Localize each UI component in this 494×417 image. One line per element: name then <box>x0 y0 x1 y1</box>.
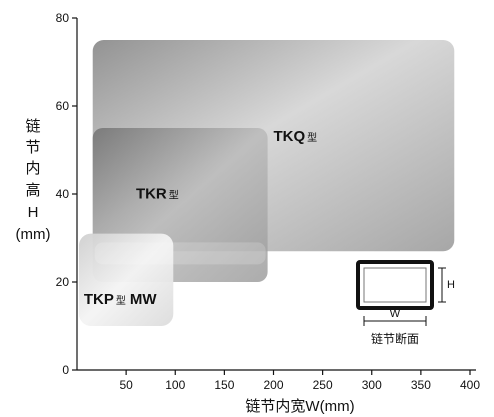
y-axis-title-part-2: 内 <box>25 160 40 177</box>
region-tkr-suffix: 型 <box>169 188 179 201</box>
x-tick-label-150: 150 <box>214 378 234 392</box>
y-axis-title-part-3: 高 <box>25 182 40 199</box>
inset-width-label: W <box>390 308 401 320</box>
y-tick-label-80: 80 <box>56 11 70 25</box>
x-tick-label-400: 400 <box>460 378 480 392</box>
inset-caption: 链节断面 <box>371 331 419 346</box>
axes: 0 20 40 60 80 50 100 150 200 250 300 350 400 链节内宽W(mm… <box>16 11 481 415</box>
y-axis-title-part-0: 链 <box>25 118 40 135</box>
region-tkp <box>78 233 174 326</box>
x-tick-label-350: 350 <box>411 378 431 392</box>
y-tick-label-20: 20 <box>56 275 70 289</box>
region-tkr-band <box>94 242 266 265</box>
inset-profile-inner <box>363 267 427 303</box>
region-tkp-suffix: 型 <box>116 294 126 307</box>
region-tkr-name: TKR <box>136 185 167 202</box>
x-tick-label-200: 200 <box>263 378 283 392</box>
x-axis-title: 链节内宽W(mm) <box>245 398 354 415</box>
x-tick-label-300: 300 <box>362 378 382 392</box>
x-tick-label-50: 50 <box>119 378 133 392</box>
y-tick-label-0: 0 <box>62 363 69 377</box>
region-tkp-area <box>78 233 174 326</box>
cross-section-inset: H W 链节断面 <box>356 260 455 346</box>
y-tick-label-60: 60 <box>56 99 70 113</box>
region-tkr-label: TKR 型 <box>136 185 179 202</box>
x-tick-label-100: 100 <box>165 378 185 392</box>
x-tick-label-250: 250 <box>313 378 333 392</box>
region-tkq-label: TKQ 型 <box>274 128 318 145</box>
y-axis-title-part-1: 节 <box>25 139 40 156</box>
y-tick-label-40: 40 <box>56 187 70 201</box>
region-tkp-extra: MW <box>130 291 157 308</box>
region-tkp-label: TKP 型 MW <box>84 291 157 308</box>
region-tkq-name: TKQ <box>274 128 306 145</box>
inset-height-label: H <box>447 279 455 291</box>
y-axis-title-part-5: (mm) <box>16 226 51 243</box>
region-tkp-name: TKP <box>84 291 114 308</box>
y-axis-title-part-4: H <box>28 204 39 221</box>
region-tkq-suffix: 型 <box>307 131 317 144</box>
+--
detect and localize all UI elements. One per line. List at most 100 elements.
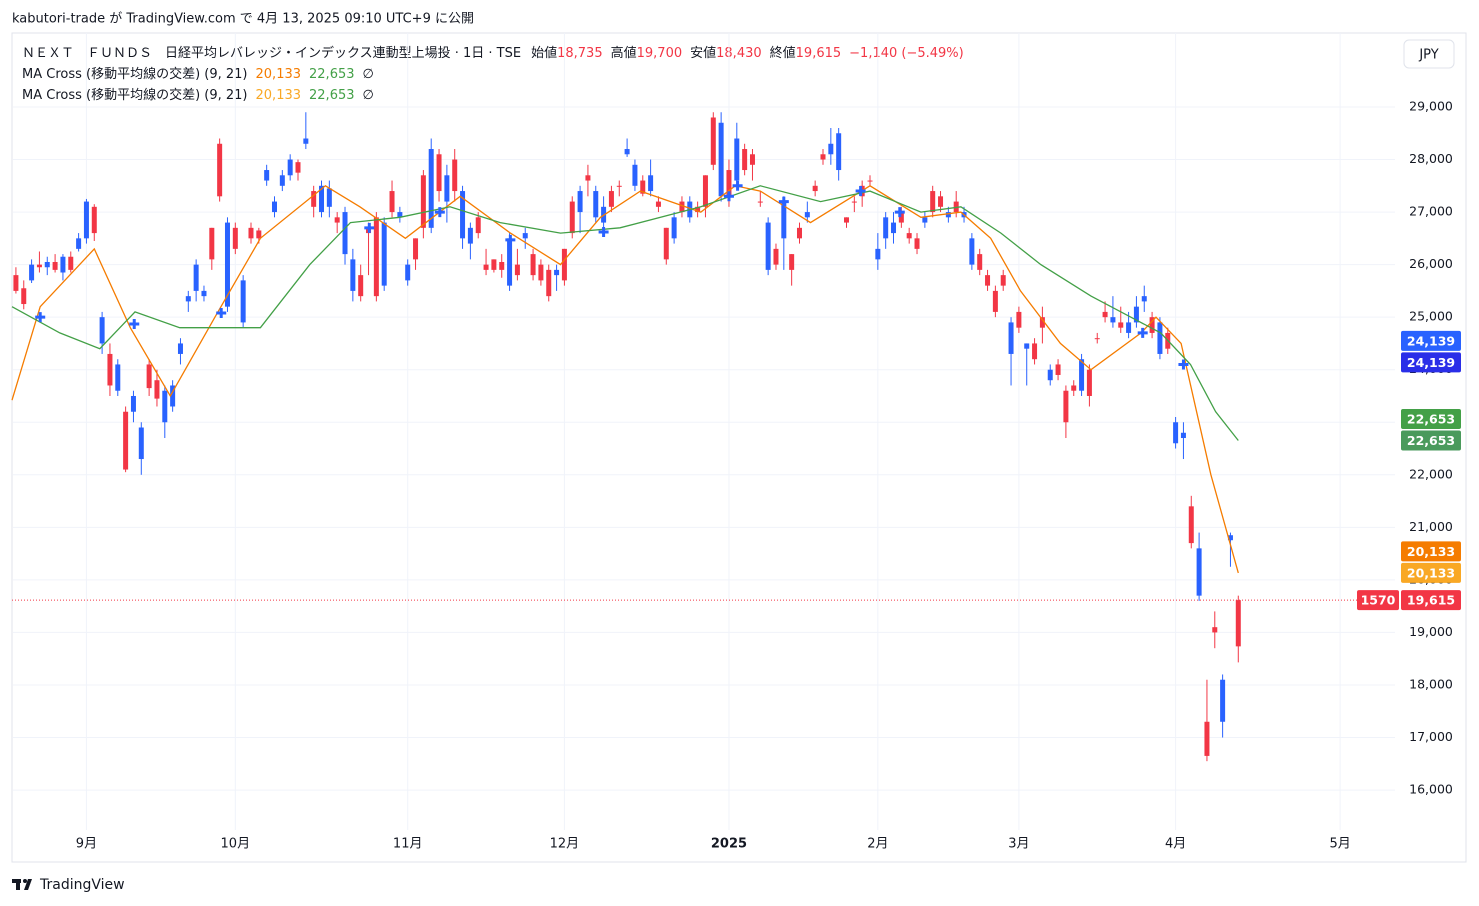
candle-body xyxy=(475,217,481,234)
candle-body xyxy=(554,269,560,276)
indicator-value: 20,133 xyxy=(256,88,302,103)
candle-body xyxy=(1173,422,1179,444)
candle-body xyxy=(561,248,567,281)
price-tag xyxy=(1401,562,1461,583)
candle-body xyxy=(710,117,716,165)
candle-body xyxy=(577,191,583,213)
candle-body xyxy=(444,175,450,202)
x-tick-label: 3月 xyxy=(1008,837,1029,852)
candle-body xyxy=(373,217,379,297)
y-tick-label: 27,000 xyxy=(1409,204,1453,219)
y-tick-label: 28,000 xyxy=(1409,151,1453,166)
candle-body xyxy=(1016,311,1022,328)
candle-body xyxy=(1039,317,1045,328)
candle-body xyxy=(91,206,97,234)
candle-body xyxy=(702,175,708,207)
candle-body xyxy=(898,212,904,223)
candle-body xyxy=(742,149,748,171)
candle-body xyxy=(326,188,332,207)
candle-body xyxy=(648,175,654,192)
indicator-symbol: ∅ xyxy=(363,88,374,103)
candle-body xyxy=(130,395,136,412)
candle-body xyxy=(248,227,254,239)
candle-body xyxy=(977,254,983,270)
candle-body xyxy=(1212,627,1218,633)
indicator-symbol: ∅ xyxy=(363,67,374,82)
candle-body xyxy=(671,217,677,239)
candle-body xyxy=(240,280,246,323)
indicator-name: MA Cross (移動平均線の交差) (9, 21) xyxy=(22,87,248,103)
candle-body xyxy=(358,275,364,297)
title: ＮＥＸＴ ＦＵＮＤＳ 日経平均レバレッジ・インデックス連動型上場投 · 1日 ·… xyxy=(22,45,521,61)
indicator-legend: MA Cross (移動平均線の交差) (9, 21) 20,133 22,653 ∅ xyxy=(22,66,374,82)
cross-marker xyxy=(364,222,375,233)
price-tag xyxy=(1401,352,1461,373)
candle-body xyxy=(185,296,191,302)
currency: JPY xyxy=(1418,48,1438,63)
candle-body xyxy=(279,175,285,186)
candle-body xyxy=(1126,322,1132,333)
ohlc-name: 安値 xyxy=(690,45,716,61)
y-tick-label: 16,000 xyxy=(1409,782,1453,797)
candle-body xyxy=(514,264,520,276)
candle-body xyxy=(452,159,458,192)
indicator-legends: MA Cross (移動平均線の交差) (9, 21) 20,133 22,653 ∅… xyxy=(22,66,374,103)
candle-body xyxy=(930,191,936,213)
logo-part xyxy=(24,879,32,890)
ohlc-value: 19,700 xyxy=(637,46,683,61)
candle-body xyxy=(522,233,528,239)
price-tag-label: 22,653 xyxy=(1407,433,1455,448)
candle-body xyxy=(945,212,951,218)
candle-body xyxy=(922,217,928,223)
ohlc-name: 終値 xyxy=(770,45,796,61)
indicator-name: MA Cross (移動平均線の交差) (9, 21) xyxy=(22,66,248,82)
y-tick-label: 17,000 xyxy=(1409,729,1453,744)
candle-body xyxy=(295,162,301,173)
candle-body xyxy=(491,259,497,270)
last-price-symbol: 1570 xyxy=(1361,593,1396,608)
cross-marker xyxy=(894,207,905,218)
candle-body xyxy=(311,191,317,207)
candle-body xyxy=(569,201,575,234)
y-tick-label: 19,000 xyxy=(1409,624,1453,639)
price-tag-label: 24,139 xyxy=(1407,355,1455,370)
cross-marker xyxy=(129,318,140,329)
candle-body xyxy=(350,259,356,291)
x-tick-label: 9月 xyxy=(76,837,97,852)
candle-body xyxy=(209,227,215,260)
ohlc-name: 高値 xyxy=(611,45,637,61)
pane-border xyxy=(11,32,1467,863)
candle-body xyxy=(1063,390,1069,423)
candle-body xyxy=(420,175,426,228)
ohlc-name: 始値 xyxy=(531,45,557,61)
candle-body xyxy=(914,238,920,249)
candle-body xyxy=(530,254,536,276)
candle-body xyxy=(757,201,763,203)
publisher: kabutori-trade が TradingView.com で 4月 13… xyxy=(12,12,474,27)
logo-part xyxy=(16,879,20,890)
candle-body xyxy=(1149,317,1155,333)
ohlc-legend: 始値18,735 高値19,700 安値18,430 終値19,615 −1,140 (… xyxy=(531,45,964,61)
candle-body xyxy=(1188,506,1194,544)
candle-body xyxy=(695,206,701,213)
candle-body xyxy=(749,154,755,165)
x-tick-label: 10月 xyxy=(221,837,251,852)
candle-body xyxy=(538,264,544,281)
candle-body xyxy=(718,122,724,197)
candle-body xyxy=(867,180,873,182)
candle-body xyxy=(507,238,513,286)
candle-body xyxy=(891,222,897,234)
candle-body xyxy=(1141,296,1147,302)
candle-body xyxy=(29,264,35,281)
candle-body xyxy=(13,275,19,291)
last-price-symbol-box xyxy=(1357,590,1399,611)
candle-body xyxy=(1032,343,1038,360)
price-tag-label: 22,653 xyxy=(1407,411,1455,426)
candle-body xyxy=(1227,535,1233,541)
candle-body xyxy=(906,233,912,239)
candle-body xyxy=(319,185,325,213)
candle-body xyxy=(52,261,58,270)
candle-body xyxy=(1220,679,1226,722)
+--
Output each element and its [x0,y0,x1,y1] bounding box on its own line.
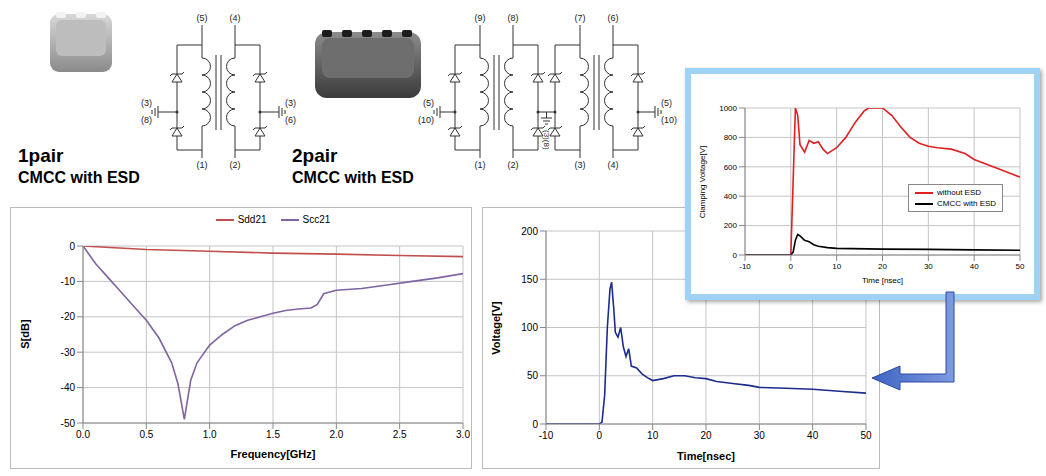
+--
— 演習の目的 —
「Localize each UI」を含む行から「y-tick-label-80: 80 <box>56 11 70 25</box>」を含む行までを、両端の行も含めてそのまま書き写してください。画像は解答に含めないでください。

— 問題の解答 —
Localize each UI component in this 494×417 image. One line per element: name then <box>x0 y0 x1 y1</box>.
y-axis-title-part-2: 内 <box>25 160 40 177</box>
region-tkr-suffix: 型 <box>169 188 179 201</box>
x-tick-label-150: 150 <box>214 378 234 392</box>
y-axis-title-part-3: 高 <box>25 182 40 199</box>
inset-width-label: W <box>390 308 401 320</box>
y-tick-label-80: 80 <box>56 11 70 25</box>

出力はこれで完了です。